**PASSAGE SHOWN:**

[Start of section]

Also, studies reported by Samitivej Hospital show that targeted therapy is much more effective at getting rid of melanoma than chemotherapy. Chemo has a 30% success rate, and targeted therapy is 80% successful. However, not everyone is a candidate for targeted therapy.

Medical professionals at Penn Medicine use one of three types of targeted therapy to treat your skin cancer. BRAF inhibitors help with melanomas associated with a mutation in the BRAF gene. Along a similar line are MEK inhibitors that work to target the protein in the BRAF gene. KIT inhibitors are used for more rare types of melanoma that have specific KIT gene mutations

Side effects related to targeted therapy depend on the medications you are given and often include rashes, dry skin, joint pain, and hair thinning. However, reactions tend to decrease when BRAF and MEK inhibitors are used together (per ASCO).

For best results, doctors at Penn Medicine often recommend using targeted therapy in conjunction with other treatments.

Topical therapy

Topical therapy treats basal and squamous cell carcinoma using creams and ointments that you apply directly to your skin in the affected area. Topical therapy kills cancer cells that haven't spread to your lymph nodes (via Mercy Health).

Cancer Council NSW offers two types of topical therapy for skin cancer. Imiquimod is an immunotherapy cream designed to make your immune system kill cancer cells. Imiquimod works for sunspots and BCC. You apply the cream nightly, five days a week, for six weeks.

The other topical treatment offered by Cancer Council NSW is a chemotherapy drug called 5-fluorouracil (5-FU), which also gets dispensed as a cream. Like Imiquimod, 5-FU treats sunspots. Doctors also prescribe 5-FU for SCC, which works best on the face and scalp. Medical professionals recommend you use 5-FU twice a day for two to three weeks.

[End of section]

**QUESTIONS:**
1. Decide whether each statement agrees with the passage on skin cancer treatments. Answer yes or no for each and quote the words from the passage that decide it.
(a) Chemotherapy has an 80% success rate against melanoma.
(b) KIT inhibitors are used for rarer types of melanoma that have specific KIT gene mutations.
(c) Imiquimod cream is applied twice a day.
2. List every side effect of targeted therapy that the passage on skin cancer treatments names.
3. Carry on the passage on skin cancer treatments, starting after its last sentence.
The listing comes from a source unrelated to the passage on skin cancer treatments.

**Dataset entries:**
[Start of section]

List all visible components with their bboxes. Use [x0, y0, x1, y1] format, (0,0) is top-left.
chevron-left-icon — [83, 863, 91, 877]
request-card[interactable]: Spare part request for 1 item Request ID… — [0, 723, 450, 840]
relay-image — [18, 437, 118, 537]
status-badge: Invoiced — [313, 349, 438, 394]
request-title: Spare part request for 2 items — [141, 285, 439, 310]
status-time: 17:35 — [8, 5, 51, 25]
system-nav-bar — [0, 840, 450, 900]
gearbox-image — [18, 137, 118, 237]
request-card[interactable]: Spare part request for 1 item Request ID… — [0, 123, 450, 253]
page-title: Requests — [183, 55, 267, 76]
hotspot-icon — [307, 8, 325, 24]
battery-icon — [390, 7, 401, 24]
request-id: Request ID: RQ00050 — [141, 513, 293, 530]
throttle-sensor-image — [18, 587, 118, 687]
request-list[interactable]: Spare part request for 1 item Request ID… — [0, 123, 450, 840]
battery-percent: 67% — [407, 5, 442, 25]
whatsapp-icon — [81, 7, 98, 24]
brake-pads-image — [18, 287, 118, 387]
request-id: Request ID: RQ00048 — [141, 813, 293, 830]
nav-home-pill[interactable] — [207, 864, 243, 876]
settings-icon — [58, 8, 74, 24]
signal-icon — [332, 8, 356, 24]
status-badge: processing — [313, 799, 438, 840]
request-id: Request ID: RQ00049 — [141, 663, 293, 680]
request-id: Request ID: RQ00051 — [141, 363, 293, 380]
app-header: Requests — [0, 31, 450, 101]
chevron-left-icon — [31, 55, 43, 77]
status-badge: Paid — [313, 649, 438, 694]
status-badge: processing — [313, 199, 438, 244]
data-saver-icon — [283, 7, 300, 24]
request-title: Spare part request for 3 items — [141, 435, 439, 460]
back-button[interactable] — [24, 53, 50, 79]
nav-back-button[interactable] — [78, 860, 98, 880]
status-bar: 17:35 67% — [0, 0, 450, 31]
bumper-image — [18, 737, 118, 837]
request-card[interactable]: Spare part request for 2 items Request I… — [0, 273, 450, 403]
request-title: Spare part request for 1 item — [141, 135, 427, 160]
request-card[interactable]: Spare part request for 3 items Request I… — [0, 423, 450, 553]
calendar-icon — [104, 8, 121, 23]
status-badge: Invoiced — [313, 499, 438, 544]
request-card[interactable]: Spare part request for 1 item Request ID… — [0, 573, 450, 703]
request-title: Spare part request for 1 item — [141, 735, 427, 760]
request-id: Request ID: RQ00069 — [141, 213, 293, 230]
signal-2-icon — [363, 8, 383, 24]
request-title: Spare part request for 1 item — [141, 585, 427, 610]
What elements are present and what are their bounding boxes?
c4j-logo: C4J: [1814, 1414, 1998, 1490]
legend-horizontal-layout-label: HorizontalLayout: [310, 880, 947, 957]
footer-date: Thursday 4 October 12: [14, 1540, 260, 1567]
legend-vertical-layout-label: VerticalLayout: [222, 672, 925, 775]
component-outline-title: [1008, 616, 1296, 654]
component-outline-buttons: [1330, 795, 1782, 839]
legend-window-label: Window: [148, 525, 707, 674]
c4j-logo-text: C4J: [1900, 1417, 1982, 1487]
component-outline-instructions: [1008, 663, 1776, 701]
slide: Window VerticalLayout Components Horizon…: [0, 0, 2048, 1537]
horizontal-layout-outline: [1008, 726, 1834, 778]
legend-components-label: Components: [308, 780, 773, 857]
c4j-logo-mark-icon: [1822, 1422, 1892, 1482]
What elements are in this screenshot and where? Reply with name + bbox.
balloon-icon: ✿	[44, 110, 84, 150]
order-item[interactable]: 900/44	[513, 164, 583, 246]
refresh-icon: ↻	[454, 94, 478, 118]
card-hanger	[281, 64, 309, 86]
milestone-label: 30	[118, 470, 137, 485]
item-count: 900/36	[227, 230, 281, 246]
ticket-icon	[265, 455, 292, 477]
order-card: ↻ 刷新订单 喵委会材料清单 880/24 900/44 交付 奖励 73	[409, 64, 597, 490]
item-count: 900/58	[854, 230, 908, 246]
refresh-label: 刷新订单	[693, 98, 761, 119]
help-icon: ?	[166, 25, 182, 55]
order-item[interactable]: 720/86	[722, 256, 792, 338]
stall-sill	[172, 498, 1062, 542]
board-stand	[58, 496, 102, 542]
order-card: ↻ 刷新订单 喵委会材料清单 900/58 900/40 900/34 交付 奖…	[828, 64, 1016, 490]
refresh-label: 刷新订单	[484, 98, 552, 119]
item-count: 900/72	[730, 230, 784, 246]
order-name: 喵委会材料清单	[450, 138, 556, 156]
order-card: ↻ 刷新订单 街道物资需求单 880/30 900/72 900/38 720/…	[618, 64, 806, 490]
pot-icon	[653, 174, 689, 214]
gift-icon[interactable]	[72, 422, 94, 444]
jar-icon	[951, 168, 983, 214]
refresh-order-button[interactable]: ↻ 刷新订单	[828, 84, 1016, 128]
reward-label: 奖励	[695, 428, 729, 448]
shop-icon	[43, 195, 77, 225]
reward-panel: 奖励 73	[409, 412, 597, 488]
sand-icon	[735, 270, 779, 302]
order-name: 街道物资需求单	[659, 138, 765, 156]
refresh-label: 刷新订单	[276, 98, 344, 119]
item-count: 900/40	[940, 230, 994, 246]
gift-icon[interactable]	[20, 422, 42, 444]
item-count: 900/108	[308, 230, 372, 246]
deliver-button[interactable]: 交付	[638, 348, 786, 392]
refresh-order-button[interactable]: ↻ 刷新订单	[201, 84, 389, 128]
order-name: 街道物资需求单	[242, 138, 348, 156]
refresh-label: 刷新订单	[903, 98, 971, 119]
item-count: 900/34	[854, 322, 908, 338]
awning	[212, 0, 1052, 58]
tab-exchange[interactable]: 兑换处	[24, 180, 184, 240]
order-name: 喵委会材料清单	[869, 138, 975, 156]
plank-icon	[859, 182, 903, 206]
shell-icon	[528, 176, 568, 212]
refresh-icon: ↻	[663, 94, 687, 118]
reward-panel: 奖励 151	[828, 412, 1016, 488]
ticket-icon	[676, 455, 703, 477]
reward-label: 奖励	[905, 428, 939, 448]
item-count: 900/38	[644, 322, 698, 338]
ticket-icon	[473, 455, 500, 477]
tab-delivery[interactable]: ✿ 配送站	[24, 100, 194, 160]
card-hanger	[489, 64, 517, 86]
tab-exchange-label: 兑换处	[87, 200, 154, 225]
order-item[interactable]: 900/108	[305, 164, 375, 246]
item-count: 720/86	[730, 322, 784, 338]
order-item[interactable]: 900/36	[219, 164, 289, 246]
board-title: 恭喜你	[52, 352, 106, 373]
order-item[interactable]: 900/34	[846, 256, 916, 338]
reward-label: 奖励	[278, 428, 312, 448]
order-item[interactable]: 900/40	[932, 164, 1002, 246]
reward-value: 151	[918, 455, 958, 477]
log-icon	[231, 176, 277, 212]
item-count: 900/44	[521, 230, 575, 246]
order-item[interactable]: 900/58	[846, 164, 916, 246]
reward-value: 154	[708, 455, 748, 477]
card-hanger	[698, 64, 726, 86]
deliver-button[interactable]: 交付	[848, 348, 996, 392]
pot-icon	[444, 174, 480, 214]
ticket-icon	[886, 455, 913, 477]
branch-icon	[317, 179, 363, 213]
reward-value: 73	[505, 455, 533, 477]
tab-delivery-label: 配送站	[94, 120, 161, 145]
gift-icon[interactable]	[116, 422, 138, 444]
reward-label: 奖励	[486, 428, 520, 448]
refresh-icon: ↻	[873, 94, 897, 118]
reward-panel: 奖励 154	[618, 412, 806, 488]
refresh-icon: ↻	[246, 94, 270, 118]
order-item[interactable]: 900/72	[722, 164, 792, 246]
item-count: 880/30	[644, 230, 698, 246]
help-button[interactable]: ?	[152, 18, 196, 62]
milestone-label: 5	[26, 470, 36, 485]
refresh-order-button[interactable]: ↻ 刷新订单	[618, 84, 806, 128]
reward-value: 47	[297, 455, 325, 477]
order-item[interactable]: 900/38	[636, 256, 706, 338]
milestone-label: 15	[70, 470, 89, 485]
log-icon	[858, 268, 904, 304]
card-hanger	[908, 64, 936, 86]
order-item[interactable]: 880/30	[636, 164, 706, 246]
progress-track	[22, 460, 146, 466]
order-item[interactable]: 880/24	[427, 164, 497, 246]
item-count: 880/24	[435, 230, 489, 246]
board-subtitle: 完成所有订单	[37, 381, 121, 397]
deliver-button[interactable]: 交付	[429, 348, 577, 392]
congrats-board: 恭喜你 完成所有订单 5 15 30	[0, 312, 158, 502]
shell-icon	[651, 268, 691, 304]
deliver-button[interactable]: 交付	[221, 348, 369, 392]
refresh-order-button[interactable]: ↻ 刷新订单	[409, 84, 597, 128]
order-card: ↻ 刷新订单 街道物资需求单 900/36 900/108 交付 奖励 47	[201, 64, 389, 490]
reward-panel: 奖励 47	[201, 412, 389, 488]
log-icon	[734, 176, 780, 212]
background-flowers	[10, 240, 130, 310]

[End of section]

**EXERCISE RESPONSES:**
1.
(a) No: "Chemo has a 30% success rate, and targeted therapy is 80% successful."
(b) Yes: "KIT inhibitors are used for more rare types of melanoma that have specific KIT gene mutations"
(c) No: "You apply the cream nightly, five days a week, for six weeks."

2. rashes, dry skin, joint pain, hair thinning

3.
The Skin Cancer Foundation puts the success rate of both types of topical treatments at 80-90% effective. This rate is due, in part, to the fact that with topical therapies, no tissue gets removed for microscopic examination. Therefore, there's no way to know if the cancer is completely gone once you finish your course of treatment.

Many patients request topical therapy because it's convenient and scarring is minimal (per Mercy Health). However, blisters, peeling, and scabbing commonly result in many patients stopping their treatment early (via The Journal of Clinical and Aesthetic Dermatology). According to the Cancer Council NSW, side effects diminish within a few weeks of finishing treatment.


The American Cancer Society defines immunotherapy as using medications to stimulate one's immune system to better recognize and destroy cancer cells in the body.

Immunotherapy is most often used to treat people with advanced basal or squamous cell skin cancer (per American Cancer Society). Nearly half of those treated with immunotherapy were still alive after six and a half years, and more than one third of those who survived hadn't had their cancer worsen (via Dana-Farber Cancer Institute).

According to Healthline, doctors prescribe three types of immunotherapy drugs. The most common of which is known as a checkpoint inhibitor. Memorial Sloan Kettering Cancer Center describes this type of immunotherapy as blocking immune checkpoints by blocking the molecule that regulates T cells. T cells look for and kill tumors.

Another type of immunotherapy, cytokines, boosts your immune system's response to your cancer. It is often prescribed after you've undergone melanoma surgery to help lower your chances of recurrence. Cytokines also benefit those who haven't responded well to other treatments (per Healthline).

Another way doctors try to trigger your immune system to fight your cancer is by using oncolytic virus therapy. This type of immunotherapy uses modified viruses to infect and ultimately kill cancer cells. These viruses also prompt your immune system to attack the cancer cells (via Healthline).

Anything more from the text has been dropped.